Raw records —
◆ ◆ ◆ ◆ ◆ ◆ ◆

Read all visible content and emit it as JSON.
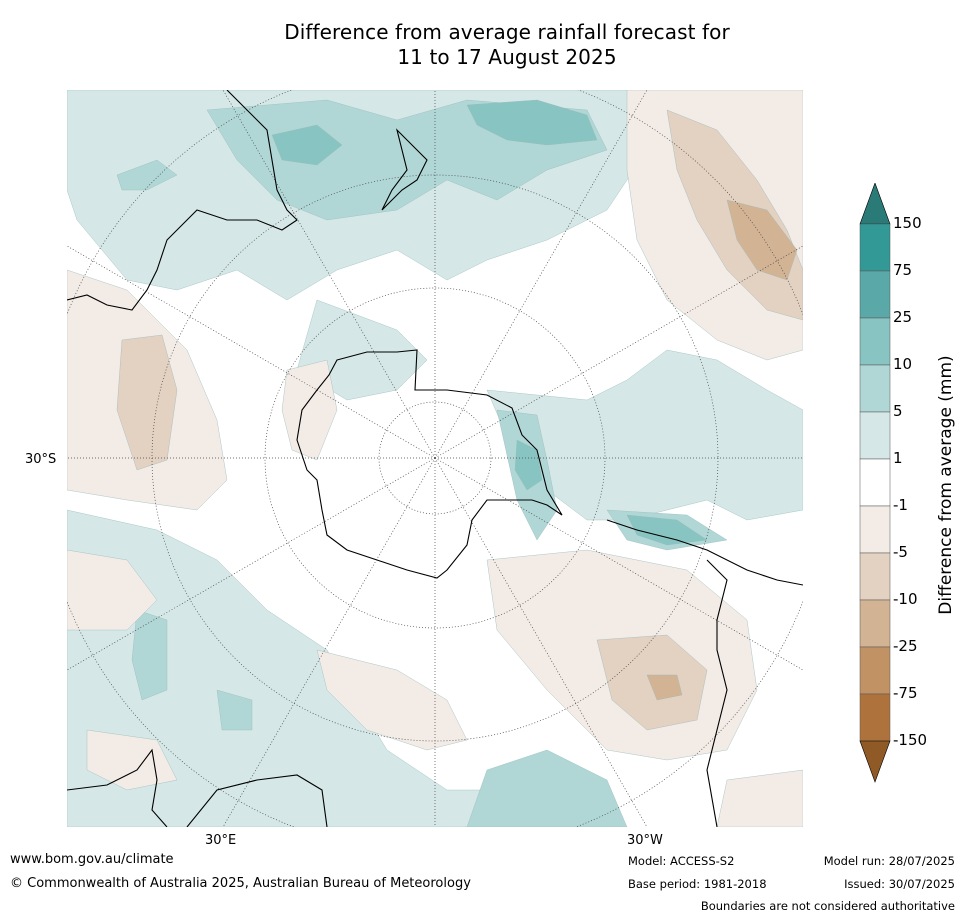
{
  "title_line1": "Difference from average rainfall forecast for",
  "title_line2": "11 to 17 August 2025",
  "map_labels": {
    "lat_30s": "30°S",
    "lon_30e": "30°E",
    "lon_30w": "30°W"
  },
  "colorbar": {
    "label": "Difference from average (mm)",
    "ticks": [
      "150",
      "75",
      "25",
      "10",
      "5",
      "1",
      "-1",
      "-5",
      "-10",
      "-25",
      "-75",
      "-150"
    ],
    "colors": {
      "over": "#2a7b78",
      "c75_150": "#329996",
      "c25_75": "#5aa9a8",
      "c10_25": "#88c4c1",
      "c5_10": "#b0d7d6",
      "c1_5": "#d5e8e7",
      "neutral": "#ffffff",
      "cm1_m5": "#f3ebe6",
      "cm5_m10": "#e3d1c2",
      "cm10_m25": "#d2b394",
      "cm25_m75": "#c09264",
      "cm75_m150": "#ae733c",
      "under": "#8f5a25"
    }
  },
  "footer": {
    "url": "www.bom.gov.au/climate",
    "copyright": "© Commonwealth of Australia 2025, Australian Bureau of Meteorology",
    "model": "Model: ACCESS-S2",
    "base_period": "Base period: 1981-2018",
    "model_run": "Model run: 28/07/2025",
    "issued": "Issued: 30/07/2025",
    "disclaimer": "Boundaries are not considered authoritative"
  }
}
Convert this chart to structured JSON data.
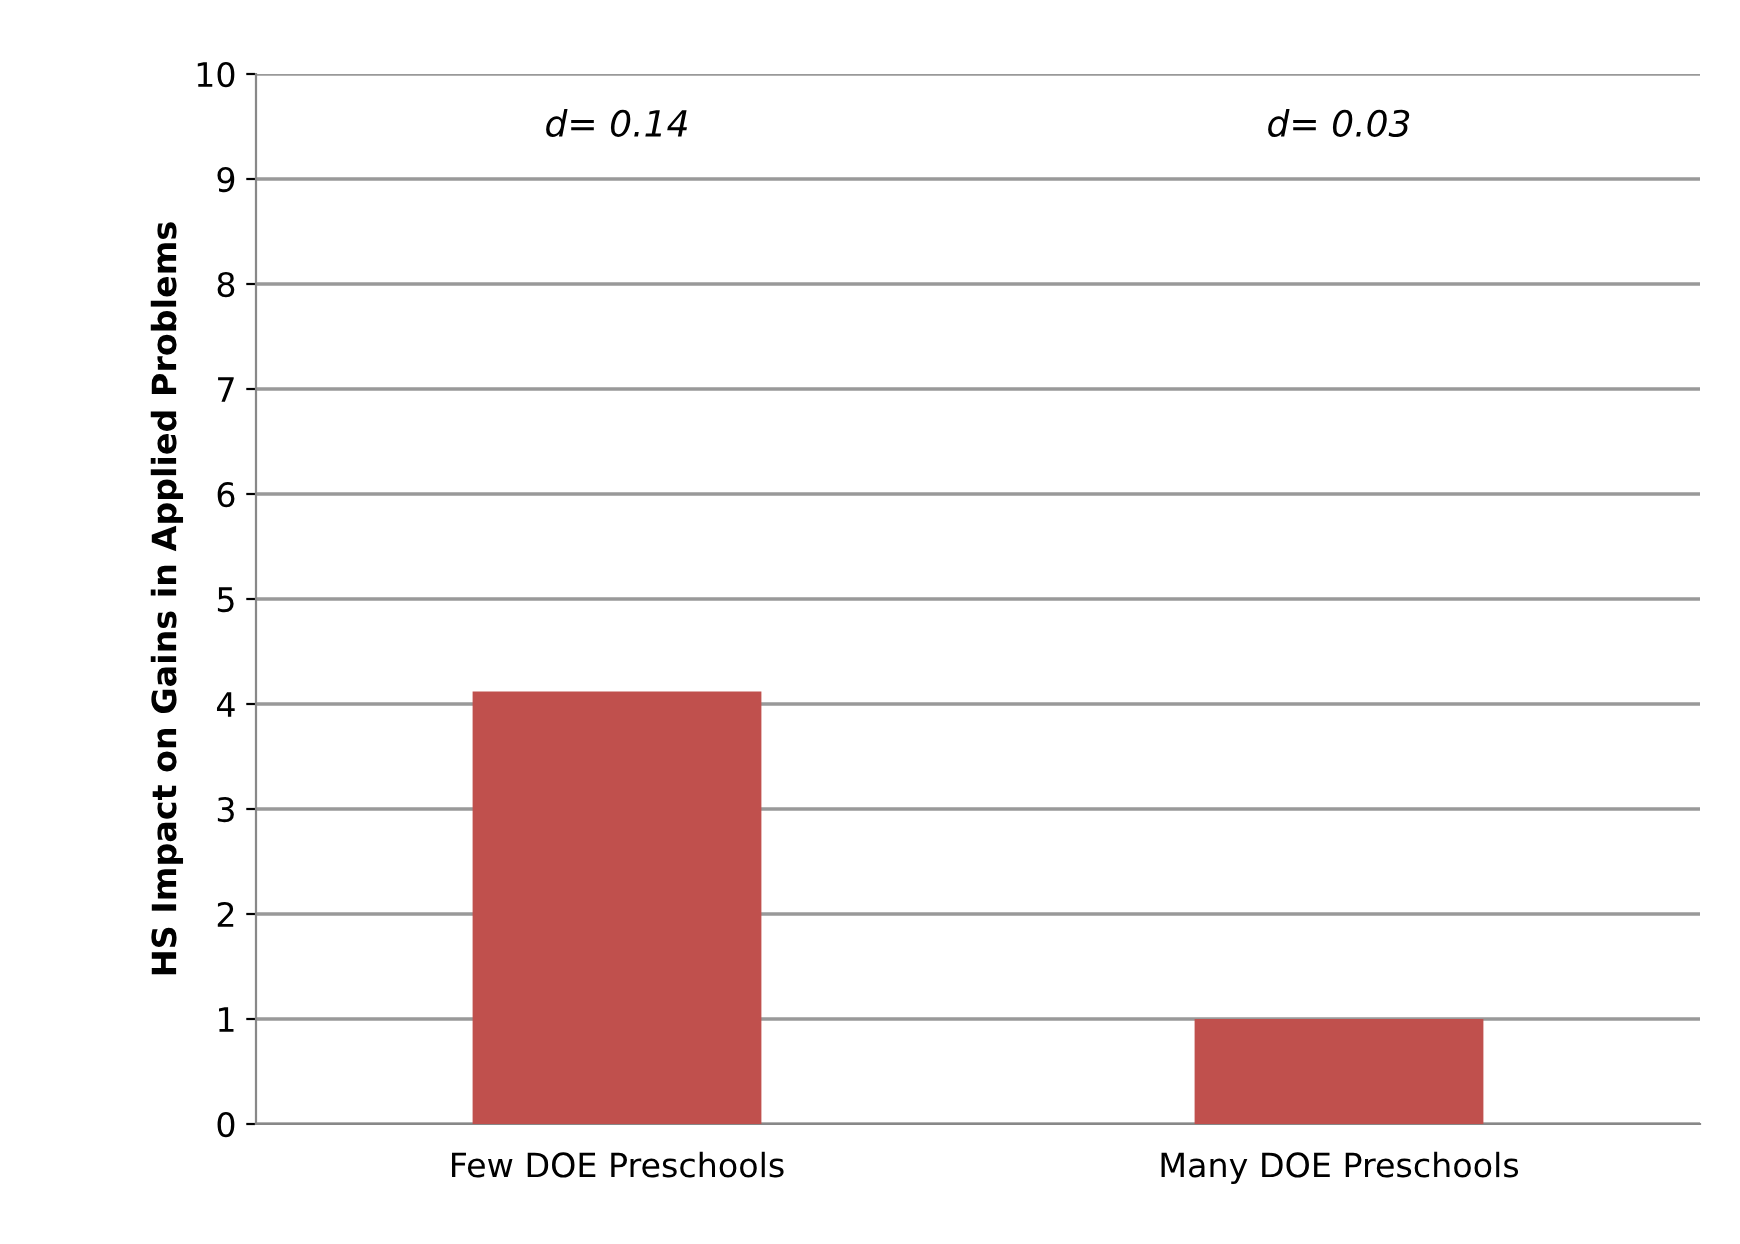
{
  "chart_data": {
    "type": "bar",
    "ylabel": "HS Impact on Gains in Applied Problems",
    "categories": [
      "Few DOE Preschools",
      "Many DOE Preschools"
    ],
    "values": [
      4.12,
      1.0
    ],
    "color": "#c0504d",
    "ylim": [
      0,
      10
    ],
    "yticks": [
      0,
      1,
      2,
      3,
      4,
      5,
      6,
      7,
      8,
      9,
      10
    ],
    "grid": "y",
    "legend": false,
    "annotations": [
      "d= 0.14",
      "d= 0.03"
    ]
  }
}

◆ ◆ ◆ ◆ ◆ ◆ ◆

Goal — The pictures in the entries should be left out; output everything else exactly.

Worked answer —
Read all visible content and emit it as JSON.
{
  "title_line1": "Difference from average rainfall forecast for",
  "title_line2": "11 to 17 August 2025",
  "map_labels": {
    "lat_30s": "30°S",
    "lon_30e": "30°E",
    "lon_30w": "30°W"
  },
  "colorbar": {
    "label": "Difference from average (mm)",
    "ticks": [
      "150",
      "75",
      "25",
      "10",
      "5",
      "1",
      "-1",
      "-5",
      "-10",
      "-25",
      "-75",
      "-150"
    ],
    "colors": {
      "over": "#2a7b78",
      "c75_150": "#329996",
      "c25_75": "#5aa9a8",
      "c10_25": "#88c4c1",
      "c5_10": "#b0d7d6",
      "c1_5": "#d5e8e7",
      "neutral": "#ffffff",
      "cm1_m5": "#f3ebe6",
      "cm5_m10": "#e3d1c2",
      "cm10_m25": "#d2b394",
      "cm25_m75": "#c09264",
      "cm75_m150": "#ae733c",
      "under": "#8f5a25"
    }
  },
  "footer": {
    "url": "www.bom.gov.au/climate",
    "copyright": "© Commonwealth of Australia 2025, Australian Bureau of Meteorology",
    "model": "Model: ACCESS-S2",
    "base_period": "Base period: 1981-2018",
    "model_run": "Model run: 28/07/2025",
    "issued": "Issued: 30/07/2025",
    "disclaimer": "Boundaries are not considered authoritative"
  }
}
Convert this chart to structured JSON data.
{
  "chart_data": {
    "type": "bar",
    "ylabel": "HS Impact on Gains in Applied Problems",
    "categories": [
      "Few DOE Preschools",
      "Many DOE Preschools"
    ],
    "values": [
      4.12,
      1.0
    ],
    "color": "#c0504d",
    "ylim": [
      0,
      10
    ],
    "yticks": [
      0,
      1,
      2,
      3,
      4,
      5,
      6,
      7,
      8,
      9,
      10
    ],
    "grid": "y",
    "legend": false,
    "annotations": [
      "d= 0.14",
      "d= 0.03"
    ]
  }
}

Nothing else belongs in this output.